Required action:
The data follows. Retype every entry exactly.

Data for review:
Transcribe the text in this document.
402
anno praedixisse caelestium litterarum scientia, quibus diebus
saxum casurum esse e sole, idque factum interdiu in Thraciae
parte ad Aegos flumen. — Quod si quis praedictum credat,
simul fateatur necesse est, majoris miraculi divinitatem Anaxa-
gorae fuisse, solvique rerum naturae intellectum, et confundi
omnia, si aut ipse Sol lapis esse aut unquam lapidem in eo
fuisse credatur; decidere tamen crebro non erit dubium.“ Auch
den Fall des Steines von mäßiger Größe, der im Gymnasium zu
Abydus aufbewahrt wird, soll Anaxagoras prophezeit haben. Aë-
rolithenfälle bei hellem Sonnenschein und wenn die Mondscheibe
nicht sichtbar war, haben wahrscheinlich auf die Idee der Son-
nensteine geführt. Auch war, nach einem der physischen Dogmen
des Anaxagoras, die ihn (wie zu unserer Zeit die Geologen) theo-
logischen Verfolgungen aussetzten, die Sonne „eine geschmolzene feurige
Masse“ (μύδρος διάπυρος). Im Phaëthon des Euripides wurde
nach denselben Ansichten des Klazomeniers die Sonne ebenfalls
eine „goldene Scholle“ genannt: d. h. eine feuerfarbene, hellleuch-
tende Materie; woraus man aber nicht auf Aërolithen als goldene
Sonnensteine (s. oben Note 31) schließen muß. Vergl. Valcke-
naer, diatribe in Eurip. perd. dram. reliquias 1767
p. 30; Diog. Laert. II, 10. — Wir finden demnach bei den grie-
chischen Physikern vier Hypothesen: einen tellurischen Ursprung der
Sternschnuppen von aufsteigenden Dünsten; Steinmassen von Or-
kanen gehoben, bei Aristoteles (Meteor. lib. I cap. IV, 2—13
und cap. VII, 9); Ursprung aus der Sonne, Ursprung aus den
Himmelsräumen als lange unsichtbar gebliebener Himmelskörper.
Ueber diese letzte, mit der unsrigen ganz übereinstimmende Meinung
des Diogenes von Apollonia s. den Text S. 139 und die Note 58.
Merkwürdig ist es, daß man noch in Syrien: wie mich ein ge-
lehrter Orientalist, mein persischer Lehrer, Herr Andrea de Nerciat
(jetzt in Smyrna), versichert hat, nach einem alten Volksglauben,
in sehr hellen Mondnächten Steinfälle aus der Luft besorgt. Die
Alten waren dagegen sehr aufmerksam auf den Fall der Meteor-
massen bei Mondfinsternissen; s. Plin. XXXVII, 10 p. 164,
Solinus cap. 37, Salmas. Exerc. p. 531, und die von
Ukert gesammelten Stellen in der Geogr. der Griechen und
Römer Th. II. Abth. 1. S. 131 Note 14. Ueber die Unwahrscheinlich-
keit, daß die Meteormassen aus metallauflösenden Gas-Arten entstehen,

Written reply:
Transcribe the text in this document.
402
anno praedixisse caelestium litterarum scientia, quibus diebus
saxum casurum esse e sole, idque factum interdiu in Thraciae
parte ad Aegos flumen. — Quod si quis praedictum credat,
simul fateatur necesse est, majoris miraculi divinitatem Anaxa-
gorae fuisse, solvique rerum naturae intellectum, et confundi
omnia, si aut ipse Sol lapis esse aut unquam lapidem in eo
fuisse credatur; decidere tamen crebro non erit dubium.“ Auch
den Fall des Steines von mäßiger Größe, der im Gymnasium zu
Abydus aufbewahrt wird, soll Anaxagoras prophezeit haben. Aë-
rolithenfälle bei hellem Sonnenschein und wenn die Mondscheibe
nicht sichtbar war, haben wahrscheinlich auf die Idee der Son-
nensteine geführt. Auch war, nach einem der physischen Dogmen
des Anaxagoras, die ihn (wie zu unserer Zeit die Geologen) theo-
logischen Verfolgungen aussetzten, die Sonne „eine geschmolzene feurige
Masse“ (μύδρος διάπυρος). Im Phaëthon des Euripides wurde
nach denselben Ansichten des Klazomeniers die Sonne ebenfalls
eine „goldene Scholle“ genannt: d. h. eine feuerfarbene, hellleuch-
tende Materie; woraus man aber nicht auf Aërolithen als goldene
Sonnensteine (s. oben Note 31) schließen muß. Vergl. Valcke-
naer, diatribe in Eurip. perd. dram. reliquias 1767
p. 30; Diog. Laert. II, 10. — Wir finden demnach bei den grie-
chischen Physikern vier Hypothesen: einen tellurischen Ursprung der
Sternschnuppen von aufsteigenden Dünsten; Steinmassen von Or-
kanen gehoben, bei Aristoteles (Meteor. lib. I cap. IV, 2—13
und cap. VII, 9); Ursprung aus der Sonne, Ursprung aus den
Himmelsräumen als lange unsichtbar gebliebener Himmelskörper.
Ueber diese letzte, mit der unsrigen ganz übereinstimmende Meinung
des Diogenes von Apollonia s. den Text S. 139 und die Note 58.
Merkwürdig ist es, daß man noch in Syrien: wie mich ein ge-
lehrter Orientalist, mein persischer Lehrer, Herr Andrea de Nerciat
(jetzt in Smyrna), versichert hat, nach einem alten Volksglauben,
in sehr hellen Mondnächten Steinfälle aus der Luft besorgt. Die
Alten waren dagegen sehr aufmerksam auf den Fall der Meteor-
massen bei Mondfinsternissen; s. Plin. XXXVII, 10 p. 164,
Solinus cap. 37, Salmas. Exerc. p. 531, und die von
Ukert gesammelten Stellen in der Geogr. der Griechen und
Römer Th. II. Abth. 1. S. 131 Note 14. Ueber die Unwahrscheinlich-
keit, daß die Meteormassen aus metallauflösenden Gas-Arten entstehen,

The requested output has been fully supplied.